(Collected data entries)
---

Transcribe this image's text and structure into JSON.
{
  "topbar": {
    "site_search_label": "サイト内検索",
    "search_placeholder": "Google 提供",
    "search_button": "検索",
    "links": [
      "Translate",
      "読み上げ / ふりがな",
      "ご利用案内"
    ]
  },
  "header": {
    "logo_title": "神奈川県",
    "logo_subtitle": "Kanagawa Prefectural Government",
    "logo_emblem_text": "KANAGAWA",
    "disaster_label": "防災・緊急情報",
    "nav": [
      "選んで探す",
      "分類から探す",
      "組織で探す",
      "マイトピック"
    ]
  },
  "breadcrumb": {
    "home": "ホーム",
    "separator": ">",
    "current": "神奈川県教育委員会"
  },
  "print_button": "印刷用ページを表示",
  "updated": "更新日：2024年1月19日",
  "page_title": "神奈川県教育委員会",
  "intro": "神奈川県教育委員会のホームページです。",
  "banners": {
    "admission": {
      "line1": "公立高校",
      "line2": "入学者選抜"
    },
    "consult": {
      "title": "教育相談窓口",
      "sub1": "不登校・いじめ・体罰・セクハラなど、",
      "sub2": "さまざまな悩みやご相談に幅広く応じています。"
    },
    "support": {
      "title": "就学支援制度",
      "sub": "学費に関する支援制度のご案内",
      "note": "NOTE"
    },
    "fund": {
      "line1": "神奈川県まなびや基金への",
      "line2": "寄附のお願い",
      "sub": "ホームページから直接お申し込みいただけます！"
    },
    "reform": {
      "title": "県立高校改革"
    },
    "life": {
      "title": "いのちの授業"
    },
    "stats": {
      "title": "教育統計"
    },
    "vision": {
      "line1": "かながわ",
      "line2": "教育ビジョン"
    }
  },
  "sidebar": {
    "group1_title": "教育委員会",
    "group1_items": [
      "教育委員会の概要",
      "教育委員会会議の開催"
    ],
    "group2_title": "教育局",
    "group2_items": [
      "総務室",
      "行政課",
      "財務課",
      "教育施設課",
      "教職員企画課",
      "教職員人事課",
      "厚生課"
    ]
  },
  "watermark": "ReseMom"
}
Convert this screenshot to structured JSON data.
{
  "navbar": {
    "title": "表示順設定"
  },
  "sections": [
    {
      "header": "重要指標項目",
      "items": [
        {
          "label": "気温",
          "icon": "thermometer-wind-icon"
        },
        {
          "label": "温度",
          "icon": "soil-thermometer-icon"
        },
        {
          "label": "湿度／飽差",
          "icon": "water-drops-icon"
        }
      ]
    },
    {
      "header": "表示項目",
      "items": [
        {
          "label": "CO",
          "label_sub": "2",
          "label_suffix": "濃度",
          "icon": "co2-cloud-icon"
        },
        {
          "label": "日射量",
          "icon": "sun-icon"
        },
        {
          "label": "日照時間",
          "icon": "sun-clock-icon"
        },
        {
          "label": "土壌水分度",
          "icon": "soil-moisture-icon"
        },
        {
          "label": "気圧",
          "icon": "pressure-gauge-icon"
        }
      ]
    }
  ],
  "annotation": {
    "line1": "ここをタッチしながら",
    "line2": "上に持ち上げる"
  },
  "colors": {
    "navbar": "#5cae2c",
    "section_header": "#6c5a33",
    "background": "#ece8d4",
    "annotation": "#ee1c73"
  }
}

---

■ WHAT IS BEING ASKED
Find "Convert this screenshot" in the data above, then repeat that line and all lines after it exactly, ending with the final line.

■ FINISHED EXERCISE
Convert this screenshot to structured JSON data.
{
  "navbar": {
    "title": "表示順設定"
  },
  "sections": [
    {
      "header": "重要指標項目",
      "items": [
        {
          "label": "気温",
          "icon": "thermometer-wind-icon"
        },
        {
          "label": "温度",
          "icon": "soil-thermometer-icon"
        },
        {
          "label": "湿度／飽差",
          "icon": "water-drops-icon"
        }
      ]
    },
    {
      "header": "表示項目",
      "items": [
        {
          "label": "CO",
          "label_sub": "2",
          "label_suffix": "濃度",
          "icon": "co2-cloud-icon"
        },
        {
          "label": "日射量",
          "icon": "sun-icon"
        },
        {
          "label": "日照時間",
          "icon": "sun-clock-icon"
        },
        {
          "label": "土壌水分度",
          "icon": "soil-moisture-icon"
        },
        {
          "label": "気圧",
          "icon": "pressure-gauge-icon"
        }
      ]
    }
  ],
  "annotation": {
    "line1": "ここをタッチしながら",
    "line2": "上に持ち上げる"
  },
  "colors": {
    "navbar": "#5cae2c",
    "section_header": "#6c5a33",
    "background": "#ece8d4",
    "annotation": "#ee1c73"
  }
}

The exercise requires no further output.